■ **SET PROBLEM**:
Find all the lines with "this" and gather them.

::: MATERIAL FOR THE TASK :::

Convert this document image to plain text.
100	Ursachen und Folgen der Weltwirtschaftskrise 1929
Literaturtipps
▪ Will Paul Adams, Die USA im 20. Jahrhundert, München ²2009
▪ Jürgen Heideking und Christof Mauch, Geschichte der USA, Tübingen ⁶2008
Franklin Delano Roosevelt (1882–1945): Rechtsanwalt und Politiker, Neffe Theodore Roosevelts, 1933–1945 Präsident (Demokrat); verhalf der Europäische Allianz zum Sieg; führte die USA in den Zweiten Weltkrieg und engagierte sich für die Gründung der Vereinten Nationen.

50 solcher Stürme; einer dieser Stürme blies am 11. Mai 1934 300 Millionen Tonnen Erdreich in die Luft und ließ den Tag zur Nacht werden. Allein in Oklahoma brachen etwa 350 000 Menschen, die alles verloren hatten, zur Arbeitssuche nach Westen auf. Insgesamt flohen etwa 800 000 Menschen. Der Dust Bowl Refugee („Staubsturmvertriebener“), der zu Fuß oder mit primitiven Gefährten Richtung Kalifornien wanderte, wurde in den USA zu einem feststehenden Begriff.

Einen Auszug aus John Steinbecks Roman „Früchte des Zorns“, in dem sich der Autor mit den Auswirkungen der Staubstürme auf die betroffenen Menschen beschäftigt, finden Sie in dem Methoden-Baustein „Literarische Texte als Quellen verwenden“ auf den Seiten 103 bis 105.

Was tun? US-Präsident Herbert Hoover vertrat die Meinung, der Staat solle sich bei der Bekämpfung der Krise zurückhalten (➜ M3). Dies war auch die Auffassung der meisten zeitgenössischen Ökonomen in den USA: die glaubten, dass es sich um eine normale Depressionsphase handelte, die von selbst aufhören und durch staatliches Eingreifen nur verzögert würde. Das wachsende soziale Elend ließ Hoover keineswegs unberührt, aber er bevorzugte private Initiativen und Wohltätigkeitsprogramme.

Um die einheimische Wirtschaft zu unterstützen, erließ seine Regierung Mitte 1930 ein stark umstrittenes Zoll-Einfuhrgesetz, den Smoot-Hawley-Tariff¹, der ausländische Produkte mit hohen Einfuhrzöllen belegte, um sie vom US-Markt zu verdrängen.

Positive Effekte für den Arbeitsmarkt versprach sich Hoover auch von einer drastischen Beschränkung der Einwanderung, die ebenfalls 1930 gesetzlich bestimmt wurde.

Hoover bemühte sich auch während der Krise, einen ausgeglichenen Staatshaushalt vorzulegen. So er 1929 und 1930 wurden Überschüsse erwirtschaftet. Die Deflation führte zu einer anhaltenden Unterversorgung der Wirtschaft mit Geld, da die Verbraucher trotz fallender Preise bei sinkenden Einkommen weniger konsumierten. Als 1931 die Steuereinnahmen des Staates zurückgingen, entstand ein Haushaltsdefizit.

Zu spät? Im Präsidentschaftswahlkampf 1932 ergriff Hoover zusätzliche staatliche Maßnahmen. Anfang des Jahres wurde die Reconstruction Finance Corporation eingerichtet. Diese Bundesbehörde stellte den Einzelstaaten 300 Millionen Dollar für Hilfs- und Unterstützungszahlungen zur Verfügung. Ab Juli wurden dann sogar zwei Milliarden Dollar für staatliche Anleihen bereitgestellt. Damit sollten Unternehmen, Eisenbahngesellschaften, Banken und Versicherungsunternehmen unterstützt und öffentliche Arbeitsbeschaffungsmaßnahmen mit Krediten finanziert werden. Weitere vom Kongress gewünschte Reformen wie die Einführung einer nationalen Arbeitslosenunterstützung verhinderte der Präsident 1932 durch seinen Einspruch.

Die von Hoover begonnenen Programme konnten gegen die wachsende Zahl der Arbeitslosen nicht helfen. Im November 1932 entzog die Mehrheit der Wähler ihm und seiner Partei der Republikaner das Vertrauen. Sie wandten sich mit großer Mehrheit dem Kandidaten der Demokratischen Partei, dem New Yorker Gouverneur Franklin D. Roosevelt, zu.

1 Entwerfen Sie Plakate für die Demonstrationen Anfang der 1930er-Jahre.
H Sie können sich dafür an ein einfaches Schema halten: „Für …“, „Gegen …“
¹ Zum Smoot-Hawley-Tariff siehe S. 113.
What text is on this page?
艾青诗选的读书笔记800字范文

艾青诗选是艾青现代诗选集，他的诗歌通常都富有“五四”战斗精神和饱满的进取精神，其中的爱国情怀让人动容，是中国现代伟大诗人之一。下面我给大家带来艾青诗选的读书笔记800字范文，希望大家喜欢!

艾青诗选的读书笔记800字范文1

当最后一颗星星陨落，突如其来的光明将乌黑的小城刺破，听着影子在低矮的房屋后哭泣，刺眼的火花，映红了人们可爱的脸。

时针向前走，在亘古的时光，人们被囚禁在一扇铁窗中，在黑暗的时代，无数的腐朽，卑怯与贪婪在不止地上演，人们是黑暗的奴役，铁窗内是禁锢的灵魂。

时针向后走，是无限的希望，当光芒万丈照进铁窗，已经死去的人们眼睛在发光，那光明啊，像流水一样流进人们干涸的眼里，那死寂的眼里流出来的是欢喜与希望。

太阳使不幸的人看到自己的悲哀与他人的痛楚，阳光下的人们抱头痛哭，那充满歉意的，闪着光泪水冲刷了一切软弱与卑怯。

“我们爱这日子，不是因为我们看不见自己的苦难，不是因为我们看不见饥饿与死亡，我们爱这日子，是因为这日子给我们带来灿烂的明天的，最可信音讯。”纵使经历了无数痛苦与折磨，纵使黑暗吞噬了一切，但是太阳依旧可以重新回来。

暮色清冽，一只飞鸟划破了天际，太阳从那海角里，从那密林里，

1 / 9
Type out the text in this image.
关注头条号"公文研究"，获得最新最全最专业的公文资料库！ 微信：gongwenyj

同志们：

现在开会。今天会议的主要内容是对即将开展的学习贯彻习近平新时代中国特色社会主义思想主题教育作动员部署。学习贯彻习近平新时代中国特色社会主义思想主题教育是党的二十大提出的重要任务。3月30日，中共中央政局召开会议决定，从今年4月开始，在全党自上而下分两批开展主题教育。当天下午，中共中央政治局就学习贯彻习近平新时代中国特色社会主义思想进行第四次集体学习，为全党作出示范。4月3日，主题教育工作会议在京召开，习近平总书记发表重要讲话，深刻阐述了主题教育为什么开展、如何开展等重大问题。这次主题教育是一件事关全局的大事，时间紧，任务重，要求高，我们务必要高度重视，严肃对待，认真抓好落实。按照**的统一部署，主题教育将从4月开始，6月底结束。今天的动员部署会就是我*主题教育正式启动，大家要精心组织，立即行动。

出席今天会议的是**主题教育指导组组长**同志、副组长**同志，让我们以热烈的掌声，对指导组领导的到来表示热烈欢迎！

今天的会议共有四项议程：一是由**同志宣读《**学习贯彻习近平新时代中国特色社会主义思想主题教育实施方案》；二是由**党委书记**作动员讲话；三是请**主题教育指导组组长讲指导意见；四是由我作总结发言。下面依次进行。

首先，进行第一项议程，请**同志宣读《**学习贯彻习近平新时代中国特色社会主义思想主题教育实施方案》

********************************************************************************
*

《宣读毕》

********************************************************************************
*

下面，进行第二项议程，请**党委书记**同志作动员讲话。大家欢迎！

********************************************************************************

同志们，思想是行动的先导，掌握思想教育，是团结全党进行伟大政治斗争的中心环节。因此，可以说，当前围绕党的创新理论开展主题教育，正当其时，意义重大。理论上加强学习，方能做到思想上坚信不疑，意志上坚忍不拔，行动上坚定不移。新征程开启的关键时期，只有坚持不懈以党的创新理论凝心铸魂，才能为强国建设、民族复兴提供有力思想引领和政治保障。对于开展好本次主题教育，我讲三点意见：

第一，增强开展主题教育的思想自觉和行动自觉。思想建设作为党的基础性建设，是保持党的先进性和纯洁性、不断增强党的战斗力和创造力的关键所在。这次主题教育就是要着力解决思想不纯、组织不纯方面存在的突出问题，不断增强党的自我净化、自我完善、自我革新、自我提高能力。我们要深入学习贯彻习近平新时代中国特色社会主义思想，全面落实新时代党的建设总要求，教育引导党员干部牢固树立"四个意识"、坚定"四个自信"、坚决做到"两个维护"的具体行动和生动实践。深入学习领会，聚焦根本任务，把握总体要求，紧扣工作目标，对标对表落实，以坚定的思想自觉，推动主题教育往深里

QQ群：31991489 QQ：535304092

:::

■ **THE COMPLETED TASK**:
Convert this document image to plain text.
What text is on this page?
Type out the text in this image.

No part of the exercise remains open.